Start Data

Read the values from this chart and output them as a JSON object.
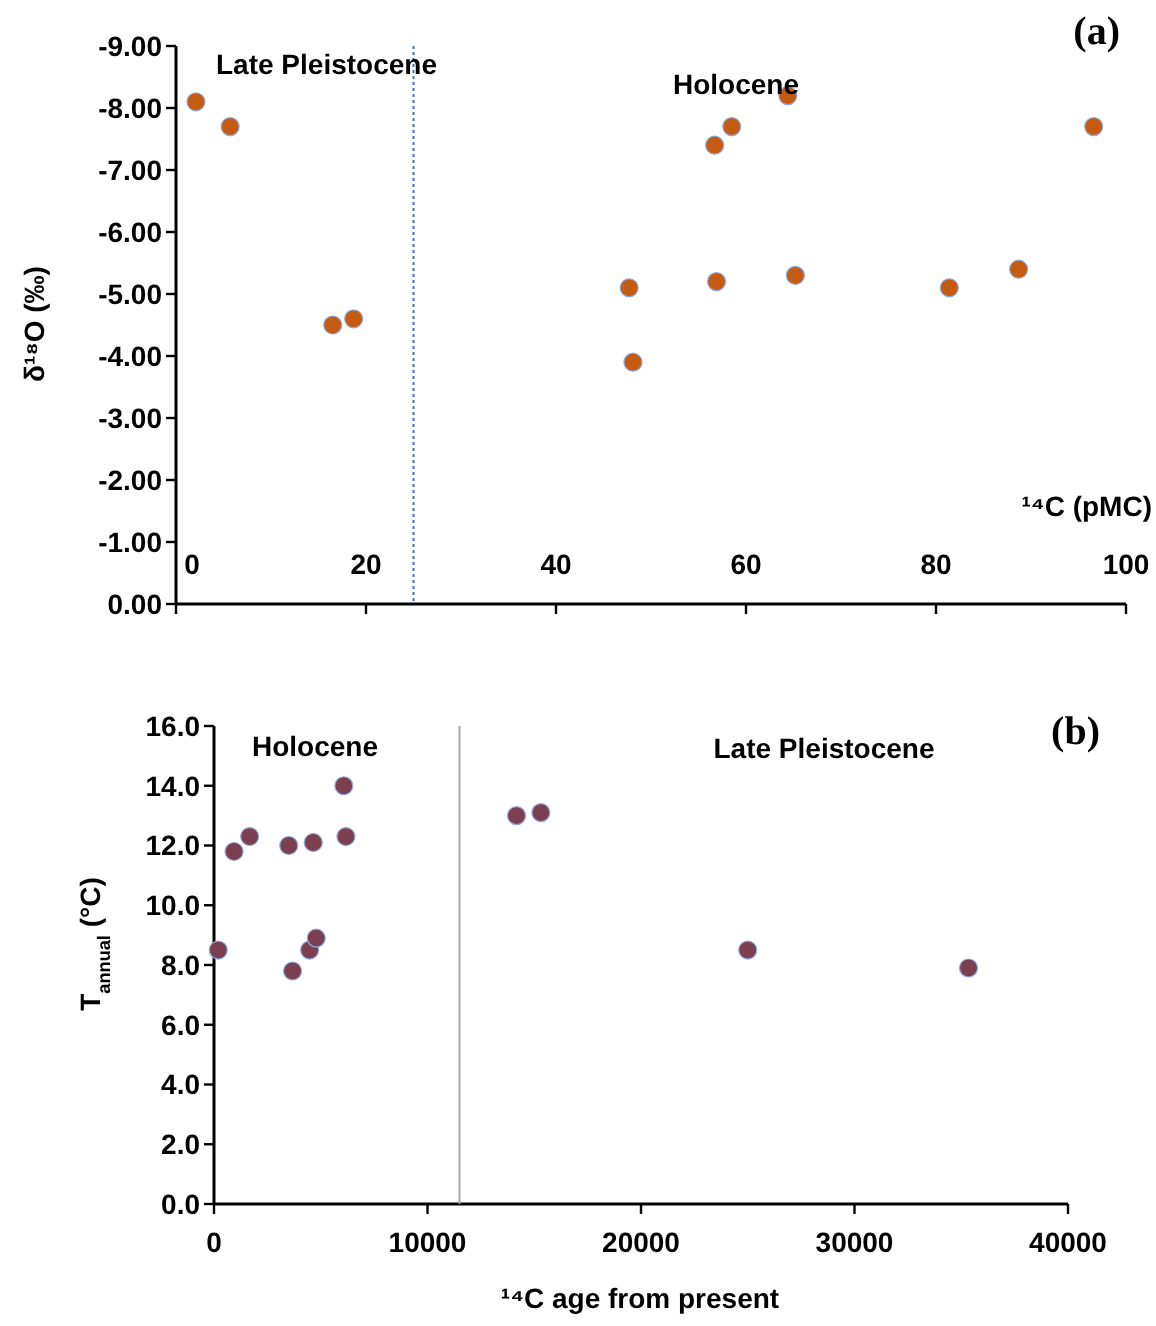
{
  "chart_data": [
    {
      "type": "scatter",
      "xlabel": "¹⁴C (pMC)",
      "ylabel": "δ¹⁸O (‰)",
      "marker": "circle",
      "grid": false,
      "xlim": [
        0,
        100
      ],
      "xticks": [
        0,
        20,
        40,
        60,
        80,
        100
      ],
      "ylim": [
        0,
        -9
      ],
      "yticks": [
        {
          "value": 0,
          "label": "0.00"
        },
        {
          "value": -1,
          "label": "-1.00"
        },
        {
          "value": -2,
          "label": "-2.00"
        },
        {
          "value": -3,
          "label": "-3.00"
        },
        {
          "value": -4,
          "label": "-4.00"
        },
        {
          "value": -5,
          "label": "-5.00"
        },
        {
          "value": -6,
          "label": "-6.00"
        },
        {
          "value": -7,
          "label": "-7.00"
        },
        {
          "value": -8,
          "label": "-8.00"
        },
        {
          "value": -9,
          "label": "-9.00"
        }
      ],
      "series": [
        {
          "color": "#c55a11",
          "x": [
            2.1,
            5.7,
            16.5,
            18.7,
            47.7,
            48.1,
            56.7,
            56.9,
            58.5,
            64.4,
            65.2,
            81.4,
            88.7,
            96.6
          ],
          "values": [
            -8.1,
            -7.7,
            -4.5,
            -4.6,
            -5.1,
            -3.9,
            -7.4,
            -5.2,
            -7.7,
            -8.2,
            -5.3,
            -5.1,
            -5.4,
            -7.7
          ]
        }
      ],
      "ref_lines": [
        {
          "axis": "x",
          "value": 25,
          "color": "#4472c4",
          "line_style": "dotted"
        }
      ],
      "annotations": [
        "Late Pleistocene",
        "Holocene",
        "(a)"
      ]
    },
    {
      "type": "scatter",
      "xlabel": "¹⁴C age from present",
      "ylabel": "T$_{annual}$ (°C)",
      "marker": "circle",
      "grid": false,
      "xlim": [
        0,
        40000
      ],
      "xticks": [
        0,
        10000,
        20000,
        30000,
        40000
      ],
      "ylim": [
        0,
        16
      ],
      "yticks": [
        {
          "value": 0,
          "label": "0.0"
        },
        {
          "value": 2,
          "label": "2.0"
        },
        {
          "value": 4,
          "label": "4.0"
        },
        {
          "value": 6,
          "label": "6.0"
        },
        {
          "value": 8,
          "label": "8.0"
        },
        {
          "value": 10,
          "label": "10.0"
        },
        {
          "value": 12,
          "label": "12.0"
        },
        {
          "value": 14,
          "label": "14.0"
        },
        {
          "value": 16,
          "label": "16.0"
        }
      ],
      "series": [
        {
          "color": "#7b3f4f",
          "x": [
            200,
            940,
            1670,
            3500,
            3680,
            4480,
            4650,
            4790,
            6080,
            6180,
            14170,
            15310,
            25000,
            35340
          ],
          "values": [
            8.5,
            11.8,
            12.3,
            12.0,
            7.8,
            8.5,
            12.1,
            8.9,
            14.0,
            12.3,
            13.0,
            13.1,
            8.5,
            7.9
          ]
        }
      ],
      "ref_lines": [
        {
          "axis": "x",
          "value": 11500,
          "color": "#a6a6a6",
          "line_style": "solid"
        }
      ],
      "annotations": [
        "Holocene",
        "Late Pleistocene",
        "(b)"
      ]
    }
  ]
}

End Data
Start Data

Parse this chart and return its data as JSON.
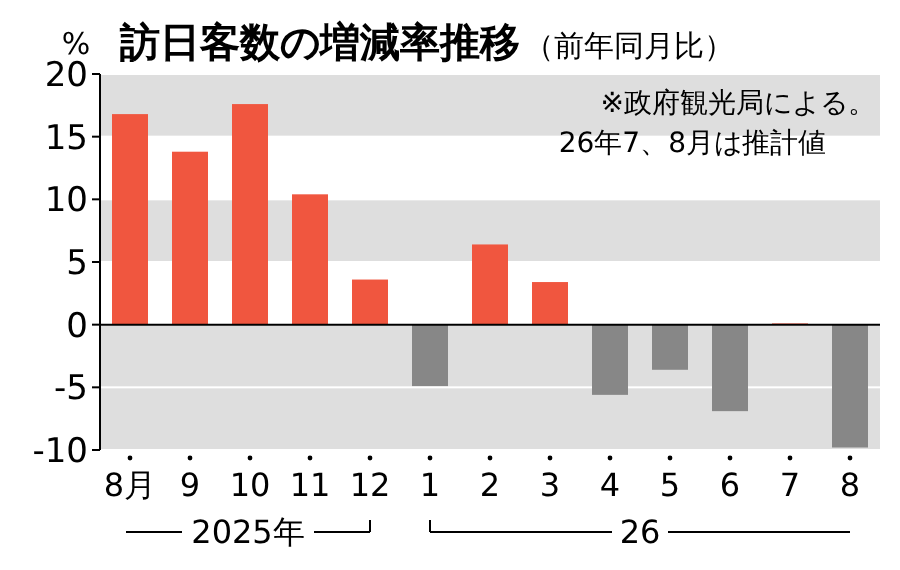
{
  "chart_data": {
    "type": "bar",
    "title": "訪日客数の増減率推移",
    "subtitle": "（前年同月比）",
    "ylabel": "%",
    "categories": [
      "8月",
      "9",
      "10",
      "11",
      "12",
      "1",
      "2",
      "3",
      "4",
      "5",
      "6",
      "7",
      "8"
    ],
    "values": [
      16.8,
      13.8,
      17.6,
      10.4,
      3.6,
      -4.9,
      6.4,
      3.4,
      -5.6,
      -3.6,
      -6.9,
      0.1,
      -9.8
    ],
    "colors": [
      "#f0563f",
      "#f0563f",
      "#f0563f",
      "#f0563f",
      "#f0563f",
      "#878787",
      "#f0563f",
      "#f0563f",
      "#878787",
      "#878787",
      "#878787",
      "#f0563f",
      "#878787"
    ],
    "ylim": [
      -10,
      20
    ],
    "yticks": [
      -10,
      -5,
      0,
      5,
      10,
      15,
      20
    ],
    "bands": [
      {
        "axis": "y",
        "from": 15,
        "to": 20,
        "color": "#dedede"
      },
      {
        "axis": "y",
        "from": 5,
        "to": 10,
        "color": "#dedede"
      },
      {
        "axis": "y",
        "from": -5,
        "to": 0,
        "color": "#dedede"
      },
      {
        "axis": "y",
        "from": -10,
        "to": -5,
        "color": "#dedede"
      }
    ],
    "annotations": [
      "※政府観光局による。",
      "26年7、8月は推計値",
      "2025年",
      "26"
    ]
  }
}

End Data

- Task details: Scan the data above; copy every line where "JSON" appears.

- Completed task:
Read the values from this chart and output them as a JSON object.
Parse this chart and return its data as JSON.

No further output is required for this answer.